Could you quote, exactly as they stand, the lines running from the one with "Output the text content of this document." to the final line of the material?

+++ Data lines +++

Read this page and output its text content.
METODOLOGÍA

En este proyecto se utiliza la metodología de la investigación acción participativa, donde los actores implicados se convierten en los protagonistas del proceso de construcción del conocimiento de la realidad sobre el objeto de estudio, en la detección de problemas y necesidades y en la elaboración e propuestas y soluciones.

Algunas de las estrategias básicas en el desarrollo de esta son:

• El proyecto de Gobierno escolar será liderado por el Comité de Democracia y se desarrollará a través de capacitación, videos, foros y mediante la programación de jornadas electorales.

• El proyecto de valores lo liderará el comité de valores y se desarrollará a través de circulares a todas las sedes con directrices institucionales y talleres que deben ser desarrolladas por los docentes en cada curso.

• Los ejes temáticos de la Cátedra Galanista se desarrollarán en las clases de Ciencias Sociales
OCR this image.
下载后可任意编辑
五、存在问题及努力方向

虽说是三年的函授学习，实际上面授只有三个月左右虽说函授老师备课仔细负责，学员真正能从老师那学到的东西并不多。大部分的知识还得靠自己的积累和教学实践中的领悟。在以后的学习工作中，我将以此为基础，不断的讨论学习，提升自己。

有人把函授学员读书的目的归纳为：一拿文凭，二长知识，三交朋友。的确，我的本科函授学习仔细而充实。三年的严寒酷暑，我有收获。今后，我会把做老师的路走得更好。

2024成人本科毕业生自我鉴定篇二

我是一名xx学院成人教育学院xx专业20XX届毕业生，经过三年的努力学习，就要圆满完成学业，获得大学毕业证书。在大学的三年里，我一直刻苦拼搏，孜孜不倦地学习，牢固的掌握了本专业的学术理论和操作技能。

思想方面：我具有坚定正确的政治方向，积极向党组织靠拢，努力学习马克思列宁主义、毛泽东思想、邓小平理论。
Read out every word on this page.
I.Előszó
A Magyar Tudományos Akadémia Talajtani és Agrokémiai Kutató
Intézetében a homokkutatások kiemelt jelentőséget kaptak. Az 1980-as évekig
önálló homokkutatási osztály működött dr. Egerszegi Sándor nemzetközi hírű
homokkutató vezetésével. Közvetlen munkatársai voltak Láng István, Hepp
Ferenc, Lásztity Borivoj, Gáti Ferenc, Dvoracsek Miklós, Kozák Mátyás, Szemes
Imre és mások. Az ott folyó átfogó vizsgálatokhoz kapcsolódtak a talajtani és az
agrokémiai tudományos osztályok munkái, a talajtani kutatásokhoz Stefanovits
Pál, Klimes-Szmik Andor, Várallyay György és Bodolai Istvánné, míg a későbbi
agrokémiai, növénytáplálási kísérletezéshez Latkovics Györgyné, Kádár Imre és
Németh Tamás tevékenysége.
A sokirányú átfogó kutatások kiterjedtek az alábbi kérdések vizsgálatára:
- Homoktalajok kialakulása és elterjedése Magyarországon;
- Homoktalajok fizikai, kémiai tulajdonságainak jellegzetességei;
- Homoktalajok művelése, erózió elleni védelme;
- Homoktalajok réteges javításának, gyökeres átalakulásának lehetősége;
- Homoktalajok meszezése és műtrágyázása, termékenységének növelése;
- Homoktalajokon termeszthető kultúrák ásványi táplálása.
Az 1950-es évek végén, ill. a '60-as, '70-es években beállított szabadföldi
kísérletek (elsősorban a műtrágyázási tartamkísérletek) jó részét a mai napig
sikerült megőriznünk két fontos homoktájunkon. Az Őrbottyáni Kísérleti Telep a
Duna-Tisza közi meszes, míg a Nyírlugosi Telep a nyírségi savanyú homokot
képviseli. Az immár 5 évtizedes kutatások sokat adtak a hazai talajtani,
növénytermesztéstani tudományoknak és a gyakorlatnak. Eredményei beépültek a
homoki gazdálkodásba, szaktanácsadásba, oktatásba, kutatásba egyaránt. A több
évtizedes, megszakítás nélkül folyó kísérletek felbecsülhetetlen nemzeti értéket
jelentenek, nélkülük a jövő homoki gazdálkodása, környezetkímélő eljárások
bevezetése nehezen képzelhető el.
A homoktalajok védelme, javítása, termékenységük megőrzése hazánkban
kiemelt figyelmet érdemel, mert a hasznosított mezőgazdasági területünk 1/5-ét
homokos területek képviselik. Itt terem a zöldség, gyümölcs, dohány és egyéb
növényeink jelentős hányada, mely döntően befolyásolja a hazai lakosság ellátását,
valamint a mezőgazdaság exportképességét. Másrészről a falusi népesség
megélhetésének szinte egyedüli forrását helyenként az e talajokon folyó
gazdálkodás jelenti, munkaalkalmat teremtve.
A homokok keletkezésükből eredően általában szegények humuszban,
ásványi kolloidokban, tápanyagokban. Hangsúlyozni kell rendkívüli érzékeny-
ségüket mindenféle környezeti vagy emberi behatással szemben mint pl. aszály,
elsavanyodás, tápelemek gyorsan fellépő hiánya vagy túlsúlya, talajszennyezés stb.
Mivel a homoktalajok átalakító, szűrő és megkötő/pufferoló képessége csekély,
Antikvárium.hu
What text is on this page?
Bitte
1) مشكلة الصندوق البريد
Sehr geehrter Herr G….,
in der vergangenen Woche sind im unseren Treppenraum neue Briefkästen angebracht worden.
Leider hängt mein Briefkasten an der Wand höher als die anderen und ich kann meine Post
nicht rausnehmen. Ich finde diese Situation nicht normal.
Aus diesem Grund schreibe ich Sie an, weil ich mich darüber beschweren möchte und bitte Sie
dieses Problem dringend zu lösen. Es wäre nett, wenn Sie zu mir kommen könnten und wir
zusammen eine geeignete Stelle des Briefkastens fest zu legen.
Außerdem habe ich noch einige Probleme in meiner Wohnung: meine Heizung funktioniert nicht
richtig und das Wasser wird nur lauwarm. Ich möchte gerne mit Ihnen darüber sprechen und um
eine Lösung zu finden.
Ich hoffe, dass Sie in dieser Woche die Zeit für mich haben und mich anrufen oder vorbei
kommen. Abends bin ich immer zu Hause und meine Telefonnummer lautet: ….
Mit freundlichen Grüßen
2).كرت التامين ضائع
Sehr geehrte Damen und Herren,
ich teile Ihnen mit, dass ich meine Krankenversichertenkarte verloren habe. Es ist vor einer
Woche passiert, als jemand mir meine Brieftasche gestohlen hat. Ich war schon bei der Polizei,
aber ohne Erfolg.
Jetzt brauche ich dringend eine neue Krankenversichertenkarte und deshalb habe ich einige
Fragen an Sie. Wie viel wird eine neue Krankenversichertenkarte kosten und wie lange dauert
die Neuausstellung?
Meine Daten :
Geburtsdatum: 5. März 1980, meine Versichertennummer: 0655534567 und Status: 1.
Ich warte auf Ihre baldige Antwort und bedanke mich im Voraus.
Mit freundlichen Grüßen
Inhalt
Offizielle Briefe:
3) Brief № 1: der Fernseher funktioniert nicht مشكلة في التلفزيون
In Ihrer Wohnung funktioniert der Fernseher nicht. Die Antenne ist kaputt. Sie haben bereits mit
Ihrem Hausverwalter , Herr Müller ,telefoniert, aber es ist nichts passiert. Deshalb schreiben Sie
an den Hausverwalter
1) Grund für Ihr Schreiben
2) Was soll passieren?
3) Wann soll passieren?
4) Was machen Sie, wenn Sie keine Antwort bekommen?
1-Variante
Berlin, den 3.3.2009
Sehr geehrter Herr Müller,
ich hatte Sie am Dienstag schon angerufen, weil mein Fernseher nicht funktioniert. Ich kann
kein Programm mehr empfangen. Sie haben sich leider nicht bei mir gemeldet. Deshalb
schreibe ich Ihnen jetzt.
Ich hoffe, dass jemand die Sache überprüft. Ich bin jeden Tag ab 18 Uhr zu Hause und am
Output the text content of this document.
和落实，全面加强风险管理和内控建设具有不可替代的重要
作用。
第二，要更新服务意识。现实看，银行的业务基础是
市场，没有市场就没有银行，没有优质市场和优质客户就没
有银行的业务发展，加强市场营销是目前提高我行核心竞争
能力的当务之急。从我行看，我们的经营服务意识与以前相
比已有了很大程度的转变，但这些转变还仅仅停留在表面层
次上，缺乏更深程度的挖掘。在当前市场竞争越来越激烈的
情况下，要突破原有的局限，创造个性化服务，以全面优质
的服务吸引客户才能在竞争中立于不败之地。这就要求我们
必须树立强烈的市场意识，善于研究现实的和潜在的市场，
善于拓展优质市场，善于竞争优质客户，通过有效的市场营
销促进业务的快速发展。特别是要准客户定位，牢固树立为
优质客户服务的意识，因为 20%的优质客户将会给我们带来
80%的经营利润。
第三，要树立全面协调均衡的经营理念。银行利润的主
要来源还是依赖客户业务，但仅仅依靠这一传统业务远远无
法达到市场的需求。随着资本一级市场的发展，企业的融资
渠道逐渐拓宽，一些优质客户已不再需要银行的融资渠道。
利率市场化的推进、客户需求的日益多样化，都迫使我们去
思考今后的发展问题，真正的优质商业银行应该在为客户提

+++

* _The reply_:
Output the text content of this document.
和落实，全面加强风险管理和内控建设具有不可替代的重要
作用。
第二，要更新服务意识。现实看，银行的业务基础是
市场，没有市场就没有银行，没有优质市场和优质客户就没
有银行的业务发展，加强市场营销是目前提高我行核心竞争
能力的当务之急。从我行看，我们的经营服务意识与以前相
比已有了很大程度的转变，但这些转变还仅仅停留在表面层
次上，缺乏更深程度的挖掘。在当前市场竞争越来越激烈的
情况下，要突破原有的局限，创造个性化服务，以全面优质
的服务吸引客户才能在竞争中立于不败之地。这就要求我们
必须树立强烈的市场意识，善于研究现实的和潜在的市场，
善于拓展优质市场，善于竞争优质客户，通过有效的市场营
销促进业务的快速发展。特别是要准客户定位，牢固树立为
优质客户服务的意识，因为 20%的优质客户将会给我们带来
80%的经营利润。
第三，要树立全面协调均衡的经营理念。银行利润的主
要来源还是依赖客户业务，但仅仅依靠这一传统业务远远无
法达到市场的需求。随着资本一级市场的发展，企业的融资
渠道逐渐拓宽，一些优质客户已不再需要银行的融资渠道。
利率市场化的推进、客户需求的日益多样化，都迫使我们去
思考今后的发展问题，真正的优质商业银行应该在为客户提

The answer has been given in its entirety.